··· Dataset content
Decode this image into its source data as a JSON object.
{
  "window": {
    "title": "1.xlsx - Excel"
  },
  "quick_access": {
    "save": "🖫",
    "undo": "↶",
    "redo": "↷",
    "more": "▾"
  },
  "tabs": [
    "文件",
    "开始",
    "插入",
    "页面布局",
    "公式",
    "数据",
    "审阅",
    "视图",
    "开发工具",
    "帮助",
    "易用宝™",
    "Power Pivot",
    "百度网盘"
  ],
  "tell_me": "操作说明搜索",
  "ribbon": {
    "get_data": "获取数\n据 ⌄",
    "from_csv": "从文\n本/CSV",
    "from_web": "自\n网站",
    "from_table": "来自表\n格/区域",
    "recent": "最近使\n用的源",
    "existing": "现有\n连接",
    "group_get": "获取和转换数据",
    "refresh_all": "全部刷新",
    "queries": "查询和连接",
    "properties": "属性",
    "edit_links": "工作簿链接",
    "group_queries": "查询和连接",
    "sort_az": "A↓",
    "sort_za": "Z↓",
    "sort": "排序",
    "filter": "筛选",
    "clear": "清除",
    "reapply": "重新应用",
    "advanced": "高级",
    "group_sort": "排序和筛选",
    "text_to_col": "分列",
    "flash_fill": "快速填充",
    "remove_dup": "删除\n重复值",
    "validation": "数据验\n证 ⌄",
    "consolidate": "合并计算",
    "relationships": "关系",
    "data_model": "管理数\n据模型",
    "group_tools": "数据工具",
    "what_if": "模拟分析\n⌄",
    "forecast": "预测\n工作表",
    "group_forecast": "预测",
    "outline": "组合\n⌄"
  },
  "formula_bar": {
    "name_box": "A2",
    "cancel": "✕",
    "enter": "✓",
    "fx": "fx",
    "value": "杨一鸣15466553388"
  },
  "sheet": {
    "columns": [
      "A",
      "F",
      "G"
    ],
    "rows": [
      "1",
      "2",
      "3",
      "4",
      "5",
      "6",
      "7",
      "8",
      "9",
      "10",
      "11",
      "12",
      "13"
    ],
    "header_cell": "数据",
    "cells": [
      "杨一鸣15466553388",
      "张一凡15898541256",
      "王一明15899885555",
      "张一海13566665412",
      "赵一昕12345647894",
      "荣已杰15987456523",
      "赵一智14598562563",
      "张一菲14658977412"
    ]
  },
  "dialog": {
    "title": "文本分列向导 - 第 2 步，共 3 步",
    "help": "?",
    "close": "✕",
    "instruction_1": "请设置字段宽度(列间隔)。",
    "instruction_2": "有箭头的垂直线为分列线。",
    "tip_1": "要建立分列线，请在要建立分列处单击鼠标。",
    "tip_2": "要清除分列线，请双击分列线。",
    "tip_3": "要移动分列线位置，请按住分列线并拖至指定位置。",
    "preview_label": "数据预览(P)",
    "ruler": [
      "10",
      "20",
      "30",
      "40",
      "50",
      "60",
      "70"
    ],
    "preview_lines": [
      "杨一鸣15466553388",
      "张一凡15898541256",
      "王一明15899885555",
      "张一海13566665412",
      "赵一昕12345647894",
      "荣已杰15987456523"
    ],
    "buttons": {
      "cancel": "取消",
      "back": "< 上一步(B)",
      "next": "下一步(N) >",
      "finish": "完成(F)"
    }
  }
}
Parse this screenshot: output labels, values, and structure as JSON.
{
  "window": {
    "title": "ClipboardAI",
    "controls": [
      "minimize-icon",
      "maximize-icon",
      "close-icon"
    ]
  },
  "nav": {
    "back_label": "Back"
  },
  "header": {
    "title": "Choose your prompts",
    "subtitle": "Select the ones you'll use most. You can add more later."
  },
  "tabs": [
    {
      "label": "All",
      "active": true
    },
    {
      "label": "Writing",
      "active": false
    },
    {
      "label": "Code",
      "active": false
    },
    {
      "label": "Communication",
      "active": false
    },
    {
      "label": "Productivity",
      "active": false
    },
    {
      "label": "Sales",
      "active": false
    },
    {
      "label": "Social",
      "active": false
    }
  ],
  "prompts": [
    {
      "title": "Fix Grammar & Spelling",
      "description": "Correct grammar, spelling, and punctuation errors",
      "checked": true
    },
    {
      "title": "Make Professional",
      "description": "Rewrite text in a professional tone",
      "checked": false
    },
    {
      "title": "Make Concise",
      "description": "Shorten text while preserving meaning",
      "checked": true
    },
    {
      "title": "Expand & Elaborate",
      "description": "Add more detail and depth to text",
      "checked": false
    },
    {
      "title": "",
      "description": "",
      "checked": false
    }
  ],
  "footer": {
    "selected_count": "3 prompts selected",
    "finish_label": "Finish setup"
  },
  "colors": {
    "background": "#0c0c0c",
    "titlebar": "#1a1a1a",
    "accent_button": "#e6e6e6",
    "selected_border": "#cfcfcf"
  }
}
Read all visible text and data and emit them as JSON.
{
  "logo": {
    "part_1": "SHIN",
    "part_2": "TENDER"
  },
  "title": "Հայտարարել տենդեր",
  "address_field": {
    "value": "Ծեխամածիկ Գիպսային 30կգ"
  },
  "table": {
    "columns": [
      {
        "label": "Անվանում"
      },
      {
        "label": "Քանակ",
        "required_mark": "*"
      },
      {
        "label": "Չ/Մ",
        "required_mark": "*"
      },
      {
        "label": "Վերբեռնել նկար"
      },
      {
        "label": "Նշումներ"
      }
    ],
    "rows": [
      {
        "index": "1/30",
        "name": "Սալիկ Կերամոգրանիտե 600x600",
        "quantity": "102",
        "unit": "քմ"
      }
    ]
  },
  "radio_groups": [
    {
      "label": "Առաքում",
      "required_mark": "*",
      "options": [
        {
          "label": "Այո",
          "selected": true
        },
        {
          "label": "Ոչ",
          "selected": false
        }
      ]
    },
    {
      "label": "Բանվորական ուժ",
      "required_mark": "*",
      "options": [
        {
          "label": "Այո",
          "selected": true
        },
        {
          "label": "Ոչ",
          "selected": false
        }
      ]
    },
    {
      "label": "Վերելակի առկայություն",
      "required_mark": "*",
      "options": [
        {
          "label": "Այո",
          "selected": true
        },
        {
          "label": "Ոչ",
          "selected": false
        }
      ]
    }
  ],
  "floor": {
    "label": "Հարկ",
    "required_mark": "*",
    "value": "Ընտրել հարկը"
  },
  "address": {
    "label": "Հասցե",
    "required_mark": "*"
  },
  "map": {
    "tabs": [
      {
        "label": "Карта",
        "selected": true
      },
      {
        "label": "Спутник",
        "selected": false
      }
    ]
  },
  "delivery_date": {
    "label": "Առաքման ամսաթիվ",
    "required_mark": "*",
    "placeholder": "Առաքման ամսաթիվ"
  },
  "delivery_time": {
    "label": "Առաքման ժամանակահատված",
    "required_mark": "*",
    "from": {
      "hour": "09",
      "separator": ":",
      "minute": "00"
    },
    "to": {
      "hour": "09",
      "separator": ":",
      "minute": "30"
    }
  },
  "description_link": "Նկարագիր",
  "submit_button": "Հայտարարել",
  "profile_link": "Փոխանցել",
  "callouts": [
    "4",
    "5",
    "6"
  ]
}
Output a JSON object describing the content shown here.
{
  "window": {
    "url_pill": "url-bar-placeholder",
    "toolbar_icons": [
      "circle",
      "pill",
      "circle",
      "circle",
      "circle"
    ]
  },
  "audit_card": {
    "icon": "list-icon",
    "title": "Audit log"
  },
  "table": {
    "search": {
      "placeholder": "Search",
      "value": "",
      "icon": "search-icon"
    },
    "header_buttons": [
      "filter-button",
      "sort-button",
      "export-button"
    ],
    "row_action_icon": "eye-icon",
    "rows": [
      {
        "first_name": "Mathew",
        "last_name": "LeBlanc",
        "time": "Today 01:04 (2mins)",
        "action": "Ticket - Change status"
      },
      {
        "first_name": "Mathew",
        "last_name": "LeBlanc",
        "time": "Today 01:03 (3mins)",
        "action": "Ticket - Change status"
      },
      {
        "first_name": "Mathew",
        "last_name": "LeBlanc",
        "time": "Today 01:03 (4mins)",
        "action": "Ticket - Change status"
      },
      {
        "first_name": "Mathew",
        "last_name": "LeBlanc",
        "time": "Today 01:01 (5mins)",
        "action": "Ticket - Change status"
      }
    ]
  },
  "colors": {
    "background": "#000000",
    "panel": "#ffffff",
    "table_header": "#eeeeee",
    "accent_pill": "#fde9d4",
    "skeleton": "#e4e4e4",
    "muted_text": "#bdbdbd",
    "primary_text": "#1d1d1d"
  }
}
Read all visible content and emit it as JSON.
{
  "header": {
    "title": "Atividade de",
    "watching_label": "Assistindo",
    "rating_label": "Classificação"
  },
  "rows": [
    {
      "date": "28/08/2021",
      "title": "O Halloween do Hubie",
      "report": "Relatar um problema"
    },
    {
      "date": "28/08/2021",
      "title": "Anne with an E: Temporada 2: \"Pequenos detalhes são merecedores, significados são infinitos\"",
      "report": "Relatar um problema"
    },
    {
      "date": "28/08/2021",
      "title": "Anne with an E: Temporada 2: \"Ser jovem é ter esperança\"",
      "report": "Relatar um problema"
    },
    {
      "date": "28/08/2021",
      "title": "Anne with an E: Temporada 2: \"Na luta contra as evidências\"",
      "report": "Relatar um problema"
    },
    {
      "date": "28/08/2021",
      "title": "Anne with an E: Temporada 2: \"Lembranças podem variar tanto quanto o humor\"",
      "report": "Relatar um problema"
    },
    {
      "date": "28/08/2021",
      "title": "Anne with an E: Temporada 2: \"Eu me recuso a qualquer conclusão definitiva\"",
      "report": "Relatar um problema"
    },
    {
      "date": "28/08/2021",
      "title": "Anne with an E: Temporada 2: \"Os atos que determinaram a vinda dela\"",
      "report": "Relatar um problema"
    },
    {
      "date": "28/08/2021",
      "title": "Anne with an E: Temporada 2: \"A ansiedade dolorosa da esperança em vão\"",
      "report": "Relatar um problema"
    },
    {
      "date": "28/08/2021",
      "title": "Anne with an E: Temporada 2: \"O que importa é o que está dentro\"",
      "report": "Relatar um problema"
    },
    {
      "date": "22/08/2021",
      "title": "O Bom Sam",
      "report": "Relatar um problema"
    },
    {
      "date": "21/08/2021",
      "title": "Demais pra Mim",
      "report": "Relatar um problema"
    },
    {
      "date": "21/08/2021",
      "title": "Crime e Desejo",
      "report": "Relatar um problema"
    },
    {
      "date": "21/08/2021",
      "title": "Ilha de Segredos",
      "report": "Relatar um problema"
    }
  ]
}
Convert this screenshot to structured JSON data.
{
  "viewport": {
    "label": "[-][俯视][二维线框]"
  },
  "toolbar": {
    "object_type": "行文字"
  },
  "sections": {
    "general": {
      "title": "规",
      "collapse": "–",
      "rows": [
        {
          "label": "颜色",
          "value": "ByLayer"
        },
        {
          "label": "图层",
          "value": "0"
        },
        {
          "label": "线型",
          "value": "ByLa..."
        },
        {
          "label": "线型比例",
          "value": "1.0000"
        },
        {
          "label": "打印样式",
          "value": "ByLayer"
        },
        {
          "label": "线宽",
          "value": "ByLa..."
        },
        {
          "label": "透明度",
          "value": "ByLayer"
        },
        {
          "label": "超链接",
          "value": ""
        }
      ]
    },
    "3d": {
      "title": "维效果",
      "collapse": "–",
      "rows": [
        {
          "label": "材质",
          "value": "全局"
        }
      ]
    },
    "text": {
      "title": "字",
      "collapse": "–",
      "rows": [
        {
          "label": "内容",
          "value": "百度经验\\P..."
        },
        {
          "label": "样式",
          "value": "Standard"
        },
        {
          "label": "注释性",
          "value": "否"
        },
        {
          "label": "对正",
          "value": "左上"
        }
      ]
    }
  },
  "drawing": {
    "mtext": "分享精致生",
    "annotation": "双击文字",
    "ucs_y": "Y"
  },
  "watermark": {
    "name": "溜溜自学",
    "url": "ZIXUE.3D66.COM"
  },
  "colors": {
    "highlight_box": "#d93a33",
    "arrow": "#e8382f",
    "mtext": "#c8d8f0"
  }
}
······
Task to complete: Count every line bearing the word "visible"; report the total only.

Exercise response: 2